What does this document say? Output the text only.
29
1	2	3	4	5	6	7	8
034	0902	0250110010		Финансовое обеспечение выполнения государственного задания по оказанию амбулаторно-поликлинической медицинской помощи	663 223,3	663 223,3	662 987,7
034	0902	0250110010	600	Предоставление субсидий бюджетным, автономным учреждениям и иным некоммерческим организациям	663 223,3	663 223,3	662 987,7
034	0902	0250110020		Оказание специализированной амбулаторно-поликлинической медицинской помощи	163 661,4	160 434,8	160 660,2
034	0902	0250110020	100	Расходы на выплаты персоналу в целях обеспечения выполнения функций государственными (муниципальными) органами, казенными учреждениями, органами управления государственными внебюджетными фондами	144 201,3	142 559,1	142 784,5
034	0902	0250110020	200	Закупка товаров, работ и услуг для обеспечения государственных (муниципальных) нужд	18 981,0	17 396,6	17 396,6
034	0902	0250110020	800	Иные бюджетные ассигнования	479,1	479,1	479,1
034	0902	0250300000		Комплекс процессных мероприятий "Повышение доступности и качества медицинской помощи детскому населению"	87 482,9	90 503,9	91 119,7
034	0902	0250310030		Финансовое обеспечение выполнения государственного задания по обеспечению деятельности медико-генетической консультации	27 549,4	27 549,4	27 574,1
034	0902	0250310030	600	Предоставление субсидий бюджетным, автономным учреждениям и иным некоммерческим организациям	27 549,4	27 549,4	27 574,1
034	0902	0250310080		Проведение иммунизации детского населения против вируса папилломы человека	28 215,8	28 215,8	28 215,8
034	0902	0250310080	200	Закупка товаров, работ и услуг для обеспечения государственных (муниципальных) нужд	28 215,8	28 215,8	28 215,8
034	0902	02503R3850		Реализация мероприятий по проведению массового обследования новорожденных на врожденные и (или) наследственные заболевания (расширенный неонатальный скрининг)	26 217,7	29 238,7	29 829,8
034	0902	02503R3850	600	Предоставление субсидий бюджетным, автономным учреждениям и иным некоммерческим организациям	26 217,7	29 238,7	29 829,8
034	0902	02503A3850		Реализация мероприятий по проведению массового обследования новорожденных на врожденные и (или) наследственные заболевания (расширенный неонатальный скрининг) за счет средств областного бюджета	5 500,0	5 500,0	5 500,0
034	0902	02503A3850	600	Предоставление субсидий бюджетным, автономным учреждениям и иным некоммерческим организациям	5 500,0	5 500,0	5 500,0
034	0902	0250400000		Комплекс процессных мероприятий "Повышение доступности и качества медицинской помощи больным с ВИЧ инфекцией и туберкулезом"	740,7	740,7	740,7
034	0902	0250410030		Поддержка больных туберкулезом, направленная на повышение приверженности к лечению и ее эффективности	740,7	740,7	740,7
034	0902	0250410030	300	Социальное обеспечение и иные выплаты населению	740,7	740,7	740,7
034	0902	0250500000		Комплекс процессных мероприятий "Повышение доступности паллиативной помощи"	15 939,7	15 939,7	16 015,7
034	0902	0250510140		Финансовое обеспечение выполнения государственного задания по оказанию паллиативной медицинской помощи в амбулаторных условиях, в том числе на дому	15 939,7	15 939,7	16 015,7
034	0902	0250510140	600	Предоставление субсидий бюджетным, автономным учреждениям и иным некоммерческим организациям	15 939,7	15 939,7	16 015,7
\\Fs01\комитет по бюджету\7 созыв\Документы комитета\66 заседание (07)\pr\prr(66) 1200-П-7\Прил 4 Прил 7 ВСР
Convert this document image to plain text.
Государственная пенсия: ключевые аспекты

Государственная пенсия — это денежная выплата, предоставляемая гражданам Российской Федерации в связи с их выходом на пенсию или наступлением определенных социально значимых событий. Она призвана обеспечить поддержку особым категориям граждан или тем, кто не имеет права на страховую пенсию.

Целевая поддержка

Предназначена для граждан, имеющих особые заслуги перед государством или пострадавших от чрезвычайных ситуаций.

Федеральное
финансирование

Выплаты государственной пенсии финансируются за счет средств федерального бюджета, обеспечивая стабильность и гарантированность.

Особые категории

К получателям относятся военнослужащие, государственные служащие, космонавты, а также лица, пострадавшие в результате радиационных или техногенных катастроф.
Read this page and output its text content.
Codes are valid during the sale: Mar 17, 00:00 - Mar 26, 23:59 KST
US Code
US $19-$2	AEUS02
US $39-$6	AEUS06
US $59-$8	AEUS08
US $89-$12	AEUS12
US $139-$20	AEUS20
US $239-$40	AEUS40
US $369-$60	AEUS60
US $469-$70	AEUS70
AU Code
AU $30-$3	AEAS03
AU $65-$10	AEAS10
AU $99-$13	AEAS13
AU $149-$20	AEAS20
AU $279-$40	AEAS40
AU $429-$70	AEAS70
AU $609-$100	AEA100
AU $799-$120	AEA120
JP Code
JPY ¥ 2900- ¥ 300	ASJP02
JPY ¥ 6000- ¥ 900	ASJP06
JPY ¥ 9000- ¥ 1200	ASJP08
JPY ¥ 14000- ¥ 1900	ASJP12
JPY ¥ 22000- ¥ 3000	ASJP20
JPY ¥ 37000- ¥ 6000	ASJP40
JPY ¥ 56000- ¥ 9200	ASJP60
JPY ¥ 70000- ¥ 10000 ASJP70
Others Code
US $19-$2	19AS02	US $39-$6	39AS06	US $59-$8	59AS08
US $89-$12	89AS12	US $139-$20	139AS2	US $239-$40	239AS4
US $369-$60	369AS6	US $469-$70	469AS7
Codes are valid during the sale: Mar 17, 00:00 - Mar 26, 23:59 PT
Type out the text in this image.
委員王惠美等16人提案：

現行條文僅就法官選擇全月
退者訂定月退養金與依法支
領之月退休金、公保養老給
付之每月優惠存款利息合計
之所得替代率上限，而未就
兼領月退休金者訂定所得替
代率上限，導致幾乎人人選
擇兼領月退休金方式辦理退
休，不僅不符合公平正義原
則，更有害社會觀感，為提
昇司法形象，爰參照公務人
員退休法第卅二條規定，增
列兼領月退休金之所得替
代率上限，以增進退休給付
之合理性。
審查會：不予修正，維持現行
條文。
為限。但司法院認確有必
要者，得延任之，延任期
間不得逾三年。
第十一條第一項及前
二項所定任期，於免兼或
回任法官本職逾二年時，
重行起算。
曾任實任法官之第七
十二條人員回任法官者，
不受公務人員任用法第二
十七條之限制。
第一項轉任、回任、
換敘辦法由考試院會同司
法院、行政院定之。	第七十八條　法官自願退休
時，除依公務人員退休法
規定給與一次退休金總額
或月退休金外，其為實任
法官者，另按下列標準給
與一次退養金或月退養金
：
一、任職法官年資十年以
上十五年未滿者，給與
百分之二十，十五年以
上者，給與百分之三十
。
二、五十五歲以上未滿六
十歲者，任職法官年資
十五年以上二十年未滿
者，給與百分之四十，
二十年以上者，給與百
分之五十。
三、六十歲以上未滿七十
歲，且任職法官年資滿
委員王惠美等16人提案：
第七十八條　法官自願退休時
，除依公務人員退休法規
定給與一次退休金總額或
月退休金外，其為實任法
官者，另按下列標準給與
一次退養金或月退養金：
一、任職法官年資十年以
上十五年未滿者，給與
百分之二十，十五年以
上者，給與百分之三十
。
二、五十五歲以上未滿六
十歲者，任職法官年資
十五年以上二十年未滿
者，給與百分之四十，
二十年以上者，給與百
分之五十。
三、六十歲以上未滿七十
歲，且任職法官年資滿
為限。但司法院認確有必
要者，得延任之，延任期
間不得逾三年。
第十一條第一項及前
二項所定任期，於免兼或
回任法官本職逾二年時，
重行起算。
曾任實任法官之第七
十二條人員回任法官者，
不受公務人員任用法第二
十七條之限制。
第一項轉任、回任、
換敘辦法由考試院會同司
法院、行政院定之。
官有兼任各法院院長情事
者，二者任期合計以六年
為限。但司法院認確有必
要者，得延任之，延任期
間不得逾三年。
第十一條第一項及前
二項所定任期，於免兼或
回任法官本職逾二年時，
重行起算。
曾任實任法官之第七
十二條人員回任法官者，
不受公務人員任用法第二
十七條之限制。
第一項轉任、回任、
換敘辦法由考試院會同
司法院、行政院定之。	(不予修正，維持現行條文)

# # #

# Given exercise:
Give every line of the material that includes the string "проведению".

# Right answer:
034	0902	02503R3850		Реализация мероприятий по проведению массового обследования новорожденных на врожденные и (или) наследственные заболевания (расширенный неонатальный скрининг)	26 217,7	29 238,7	29 829,8
034	0902	02503A3850		Реализация мероприятий по проведению массового обследования новорожденных на врожденные и (или) наследственные заболевания (расширенный неонатальный скрининг) за счет средств областного бюджета	5 500,0	5 500,0	5 500,0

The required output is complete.